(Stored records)
####################

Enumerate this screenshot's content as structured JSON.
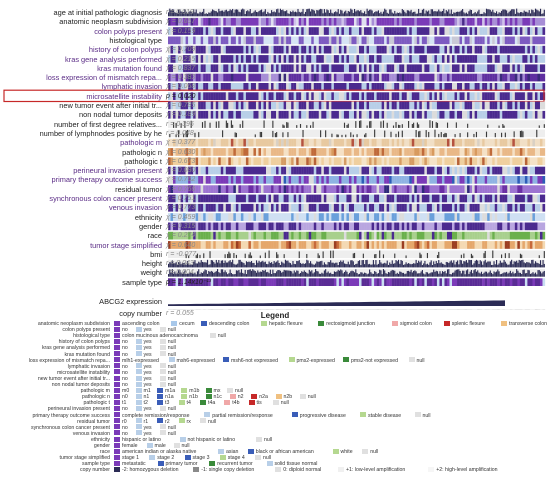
{
  "chart_data": {
    "type": "heatmap",
    "highlight_color": "#c62828",
    "tracks": [
      {
        "label": "age at initial pathologic diagnosis",
        "stat": "r = 0.019",
        "style": "bars",
        "color": "#2b2b55"
      },
      {
        "label": "anatomic neoplasm subdivision",
        "stat": "χ = 0.657",
        "style": "cat",
        "palette": [
          "#a78ed6",
          "#7b3ab8",
          "#cfc2ea",
          "#4a2a8a",
          "#e0dff0"
        ]
      },
      {
        "label": "colon polyps present",
        "stat": "χ = 0.159",
        "style": "cat",
        "palette": [
          "#b8cfe8",
          "#4b2a8f",
          "#dcdcdc"
        ]
      },
      {
        "label": "histological type",
        "stat": "",
        "style": "cat",
        "palette": [
          "#d6e4f4",
          "#7d5bc1",
          "#c9c9d6"
        ]
      },
      {
        "label": "history of colon polyps",
        "stat": "χ = 0.709",
        "style": "cat",
        "palette": [
          "#b8cfe8",
          "#4b2a8f",
          "#dcdcdc"
        ]
      },
      {
        "label": "kras gene analysis performed",
        "stat": "χ = 0.215",
        "style": "cat",
        "palette": [
          "#b8cfe8",
          "#4b2a8f",
          "#dcdcdc"
        ]
      },
      {
        "label": "kras mutation found",
        "stat": "χ = 0.837",
        "style": "cat",
        "palette": [
          "#b8cfe8",
          "#4b2a8f",
          "#dcdcdc"
        ]
      },
      {
        "label": "loss expression of mismatch repa...",
        "stat": "χ = 0.383",
        "style": "cat",
        "palette": [
          "#a78ed6",
          "#5f2fa0",
          "#dcdcdc",
          "#3a2a7a"
        ]
      },
      {
        "label": "lymphatic invasion",
        "stat": "χ = 0.068",
        "style": "cat",
        "palette": [
          "#b8cfe8",
          "#4b2a8f",
          "#dcdcdc"
        ]
      },
      {
        "label": "microsatellite instability",
        "stat": "p = 0.020",
        "style": "cat",
        "highlight": true,
        "palette": [
          "#b8cfe8",
          "#4b2a8f",
          "#dcdcdc"
        ]
      },
      {
        "label": "new tumor event after initial tr...",
        "stat": "χ = 0.785",
        "style": "cat",
        "palette": [
          "#b8cfe8",
          "#4b2a8f",
          "#dcdcdc"
        ]
      },
      {
        "label": "non nodal tumor deposits",
        "stat": "χ = 0.189",
        "style": "cat",
        "palette": [
          "#b8cfe8",
          "#4b2a8f",
          "#dcdcdc"
        ]
      },
      {
        "label": "number of first degree relatives...",
        "stat": "r = 0.396",
        "style": "sparse",
        "color": "#3a3a3a"
      },
      {
        "label": "number of lymphnodes positive by he",
        "stat": "r = 0.048",
        "style": "sparse",
        "color": "#3a3a3a"
      },
      {
        "label": "pathologic m",
        "stat": "χ = 0.377",
        "style": "cat",
        "palette": [
          "#f1dfc6",
          "#e8c9a0",
          "#b5523f",
          "#d9d0c4"
        ]
      },
      {
        "label": "pathologic n",
        "stat": "χ = 0.630",
        "style": "cat",
        "palette": [
          "#f5e1c6",
          "#e9b887",
          "#d89a5e",
          "#c06a3a"
        ]
      },
      {
        "label": "pathologic t",
        "stat": "χ = 0.673",
        "style": "cat",
        "palette": [
          "#f5e3c8",
          "#efcf9e",
          "#d59b63",
          "#b86237"
        ]
      },
      {
        "label": "perineural invasion present",
        "stat": "χ = 0.080",
        "style": "cat",
        "palette": [
          "#b8cfe8",
          "#4b2a8f",
          "#dcdcdc"
        ]
      },
      {
        "label": "primary therapy outcome success",
        "stat": "χ = 0.762",
        "style": "cat",
        "palette": [
          "#7b3ab8",
          "#8fb3e3",
          "#2d5db8",
          "#dcdcdc"
        ]
      },
      {
        "label": "residual tumor",
        "stat": "χ = 0.766",
        "style": "cat",
        "palette": [
          "#6a2fa4",
          "#9d74d1",
          "#2f2a7a",
          "#dcdcdc"
        ]
      },
      {
        "label": "synchronous colon cancer present",
        "stat": "χ = 0.751",
        "style": "cat",
        "palette": [
          "#b8cfe8",
          "#4b2a8f",
          "#dcdcdc"
        ]
      },
      {
        "label": "venous invasion",
        "stat": "χ = 0.773",
        "style": "cat",
        "palette": [
          "#b8cfe8",
          "#4b2a8f",
          "#dcdcdc"
        ]
      },
      {
        "label": "ethnicity",
        "stat": "χ = 0.459",
        "style": "cat",
        "palette": [
          "#6aa0db",
          "#cfe0f3",
          "#dcdcdc"
        ]
      },
      {
        "label": "gender",
        "stat": "χ = 0.315",
        "style": "cat",
        "palette": [
          "#4b2a8f",
          "#b9a6e0"
        ]
      },
      {
        "label": "race",
        "stat": "χ = 0.274",
        "style": "cat",
        "palette": [
          "#6ab04c",
          "#a8d08d",
          "#4b2a8f",
          "#dcdcdc"
        ]
      },
      {
        "label": "tumor stage simplified",
        "stat": "χ = 0.640",
        "style": "cat",
        "palette": [
          "#f4d9b3",
          "#e5a76b",
          "#c7693a",
          "#9c3e22"
        ]
      },
      {
        "label": "bmi",
        "stat": "r = -0.077",
        "style": "sparse",
        "color": "#3a3a3a"
      },
      {
        "label": "height",
        "stat": "r = 0.043",
        "style": "bars",
        "color": "#2b2b55"
      },
      {
        "label": "weight",
        "stat": "r = 0.004",
        "style": "bars",
        "color": "#2b2b55"
      },
      {
        "label": "sample type",
        "stat": "p = 1.14x10⁻¹³",
        "style": "cat",
        "palette": [
          "#7b3ab8",
          "#5a2c95",
          "#c9dff2"
        ]
      }
    ],
    "gene_track": {
      "label": "ABCG2 expression",
      "style": "area",
      "color": "#2b2b55"
    },
    "copy_number_track": {
      "label": "copy number",
      "stat": "r = 0.055",
      "style": "cat",
      "palette": [
        "#e6e6e6",
        "#d0d0d0",
        "#bdbdbd"
      ]
    }
  },
  "legend": {
    "title": "Legend",
    "rows": [
      {
        "label": "anatomic neoplasm subdivision",
        "items": [
          {
            "text": "ascending colon",
            "color": "#7b3ab8"
          },
          {
            "text": "cecum",
            "color": "#a8c8ea"
          },
          {
            "text": "descending colon",
            "color": "#3a5db8"
          },
          {
            "text": "hepatic flexure",
            "color": "#b5d890"
          },
          {
            "text": "rectosigmoid junction",
            "color": "#3a8a3a"
          },
          {
            "text": "sigmoid colon",
            "color": "#f0a8a8"
          },
          {
            "text": "splenic flexure",
            "color": "#c62828"
          },
          {
            "text": "transverse colon",
            "color": "#f0c080"
          },
          {
            "text": "null",
            "color": "#e0e0e0"
          }
        ]
      },
      {
        "label": "colon polyps present",
        "items": [
          {
            "text": "no",
            "color": "#7b3ab8"
          },
          {
            "text": "yes",
            "color": "#b8cfe8"
          },
          {
            "text": "null",
            "color": "#e0e0e0"
          }
        ]
      },
      {
        "label": "histological type",
        "items": [
          {
            "text": "colon mucinous adenocarcinoma",
            "color": "#7b3ab8"
          },
          {
            "text": "null",
            "color": "#e0e0e0"
          }
        ]
      },
      {
        "label": "history of colon polyps",
        "items": [
          {
            "text": "no",
            "color": "#7b3ab8"
          },
          {
            "text": "yes",
            "color": "#b8cfe8"
          },
          {
            "text": "null",
            "color": "#e0e0e0"
          }
        ]
      },
      {
        "label": "kras gene analysis performed",
        "items": [
          {
            "text": "no",
            "color": "#7b3ab8"
          },
          {
            "text": "yes",
            "color": "#b8cfe8"
          },
          {
            "text": "null",
            "color": "#e0e0e0"
          }
        ]
      },
      {
        "label": "kras mutation found",
        "items": [
          {
            "text": "no",
            "color": "#7b3ab8"
          },
          {
            "text": "yes",
            "color": "#b8cfe8"
          },
          {
            "text": "null",
            "color": "#e0e0e0"
          }
        ]
      },
      {
        "label": "loss expression of mismatch repa...",
        "items": [
          {
            "text": "mlh1-expressed",
            "color": "#7b3ab8"
          },
          {
            "text": "msh6-expressed",
            "color": "#b8cfe8"
          },
          {
            "text": "msh6-not expressed",
            "color": "#3a5db8"
          },
          {
            "text": "pms2-expressed",
            "color": "#b5d890"
          },
          {
            "text": "pms2-not expressed",
            "color": "#3a8a3a"
          },
          {
            "text": "null",
            "color": "#e0e0e0"
          }
        ]
      },
      {
        "label": "lymphatic invasion",
        "items": [
          {
            "text": "no",
            "color": "#7b3ab8"
          },
          {
            "text": "yes",
            "color": "#b8cfe8"
          },
          {
            "text": "null",
            "color": "#e0e0e0"
          }
        ]
      },
      {
        "label": "microsatellite instability",
        "items": [
          {
            "text": "no",
            "color": "#7b3ab8"
          },
          {
            "text": "yes",
            "color": "#b8cfe8"
          },
          {
            "text": "null",
            "color": "#e0e0e0"
          }
        ]
      },
      {
        "label": "new tumor event after initial tr...",
        "items": [
          {
            "text": "no",
            "color": "#7b3ab8"
          },
          {
            "text": "yes",
            "color": "#b8cfe8"
          },
          {
            "text": "null",
            "color": "#e0e0e0"
          }
        ]
      },
      {
        "label": "non nodal tumor deposits",
        "items": [
          {
            "text": "no",
            "color": "#7b3ab8"
          },
          {
            "text": "yes",
            "color": "#b8cfe8"
          },
          {
            "text": "null",
            "color": "#e0e0e0"
          }
        ]
      },
      {
        "label": "pathologic m",
        "items": [
          {
            "text": "m0",
            "color": "#7b3ab8"
          },
          {
            "text": "m1",
            "color": "#b8cfe8"
          },
          {
            "text": "m1a",
            "color": "#3a5db8"
          },
          {
            "text": "m1b",
            "color": "#b5d890"
          },
          {
            "text": "mx",
            "color": "#3a8a3a"
          },
          {
            "text": "null",
            "color": "#e0e0e0"
          }
        ]
      },
      {
        "label": "pathologic n",
        "items": [
          {
            "text": "n0",
            "color": "#7b3ab8"
          },
          {
            "text": "n1",
            "color": "#b8cfe8"
          },
          {
            "text": "n1a",
            "color": "#3a5db8"
          },
          {
            "text": "n1b",
            "color": "#b5d890"
          },
          {
            "text": "n1c",
            "color": "#3a8a3a"
          },
          {
            "text": "n2",
            "color": "#f0a8a8"
          },
          {
            "text": "n2a",
            "color": "#c62828"
          },
          {
            "text": "n2b",
            "color": "#f0c080"
          },
          {
            "text": "null",
            "color": "#e0e0e0"
          }
        ]
      },
      {
        "label": "pathologic t",
        "items": [
          {
            "text": "t1",
            "color": "#7b3ab8"
          },
          {
            "text": "t2",
            "color": "#b8cfe8"
          },
          {
            "text": "t3",
            "color": "#3a5db8"
          },
          {
            "text": "t4",
            "color": "#b5d890"
          },
          {
            "text": "t4a",
            "color": "#3a8a3a"
          },
          {
            "text": "t4b",
            "color": "#f0a8a8"
          },
          {
            "text": "tis",
            "color": "#c62828"
          },
          {
            "text": "null",
            "color": "#e0e0e0"
          }
        ]
      },
      {
        "label": "perineural invasion present",
        "items": [
          {
            "text": "no",
            "color": "#7b3ab8"
          },
          {
            "text": "yes",
            "color": "#b8cfe8"
          },
          {
            "text": "null",
            "color": "#e0e0e0"
          }
        ]
      },
      {
        "label": "primary therapy outcome success",
        "items": [
          {
            "text": "complete remission/response",
            "color": "#7b3ab8"
          },
          {
            "text": "partial remission/response",
            "color": "#b8cfe8"
          },
          {
            "text": "progressive disease",
            "color": "#3a5db8"
          },
          {
            "text": "stable disease",
            "color": "#b5d890"
          },
          {
            "text": "null",
            "color": "#e0e0e0"
          }
        ]
      },
      {
        "label": "residual tumor",
        "items": [
          {
            "text": "r0",
            "color": "#7b3ab8"
          },
          {
            "text": "r1",
            "color": "#b8cfe8"
          },
          {
            "text": "r2",
            "color": "#3a5db8"
          },
          {
            "text": "rx",
            "color": "#b5d890"
          },
          {
            "text": "null",
            "color": "#e0e0e0"
          }
        ]
      },
      {
        "label": "synchronous colon cancer present",
        "items": [
          {
            "text": "no",
            "color": "#7b3ab8"
          },
          {
            "text": "yes",
            "color": "#b8cfe8"
          },
          {
            "text": "null",
            "color": "#e0e0e0"
          }
        ]
      },
      {
        "label": "venous invasion",
        "items": [
          {
            "text": "no",
            "color": "#7b3ab8"
          },
          {
            "text": "yes",
            "color": "#b8cfe8"
          },
          {
            "text": "null",
            "color": "#e0e0e0"
          }
        ]
      },
      {
        "label": "ethnicity",
        "items": [
          {
            "text": "hispanic or latino",
            "color": "#7b3ab8"
          },
          {
            "text": "not hispanic or latino",
            "color": "#b8cfe8"
          },
          {
            "text": "null",
            "color": "#e0e0e0"
          }
        ]
      },
      {
        "label": "gender",
        "items": [
          {
            "text": "female",
            "color": "#7b3ab8"
          },
          {
            "text": "male",
            "color": "#b8cfe8"
          },
          {
            "text": "null",
            "color": "#e0e0e0"
          }
        ]
      },
      {
        "label": "race",
        "items": [
          {
            "text": "american indian or alaska native",
            "color": "#7b3ab8"
          },
          {
            "text": "asian",
            "color": "#b8cfe8"
          },
          {
            "text": "black or african american",
            "color": "#3a5db8"
          },
          {
            "text": "white",
            "color": "#b5d890"
          },
          {
            "text": "null",
            "color": "#e0e0e0"
          }
        ]
      },
      {
        "label": "tumor stage simplified",
        "items": [
          {
            "text": "stage 1",
            "color": "#7b3ab8"
          },
          {
            "text": "stage 2",
            "color": "#b8cfe8"
          },
          {
            "text": "stage 3",
            "color": "#3a5db8"
          },
          {
            "text": "stage 4",
            "color": "#b5d890"
          },
          {
            "text": "null",
            "color": "#e0e0e0"
          }
        ]
      },
      {
        "label": "sample type",
        "items": [
          {
            "text": "metastatic",
            "color": "#7b3ab8"
          },
          {
            "text": "primary tumor",
            "color": "#3a5db8"
          },
          {
            "text": "recurrent tumor",
            "color": "#3a8a3a"
          },
          {
            "text": "solid tissue normal",
            "color": "#b8cfe8"
          }
        ]
      },
      {
        "label": "copy number",
        "items": [
          {
            "text": "-2: homozygous deletion",
            "color": "#2b2b55"
          },
          {
            "text": "-1: single copy deletion",
            "color": "#8a8a8a"
          },
          {
            "text": "0: diploid normal",
            "color": "#e0e0e0"
          },
          {
            "text": "+1: low-level amplification",
            "color": "#f0f0f0"
          },
          {
            "text": "+2: high-level amplification",
            "color": "#f6f6f6"
          }
        ]
      }
    ]
  }
}
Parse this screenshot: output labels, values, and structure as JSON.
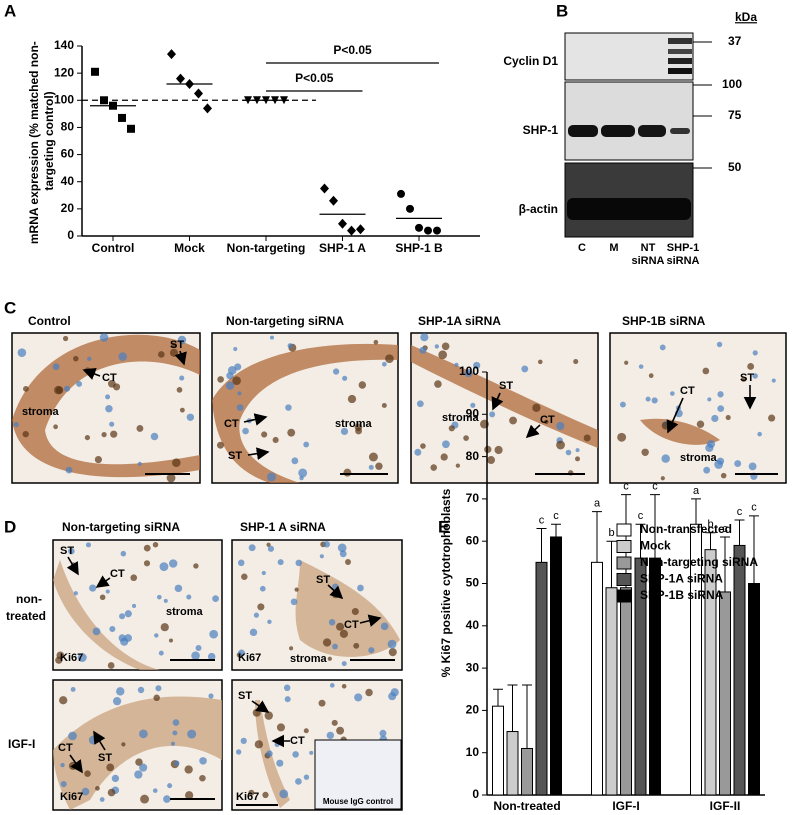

####################

◆ **Requirement**
Your task is to count the lines of the records that contain "expressed". Answer with only that number.

◆ **Answer to the exercise**
5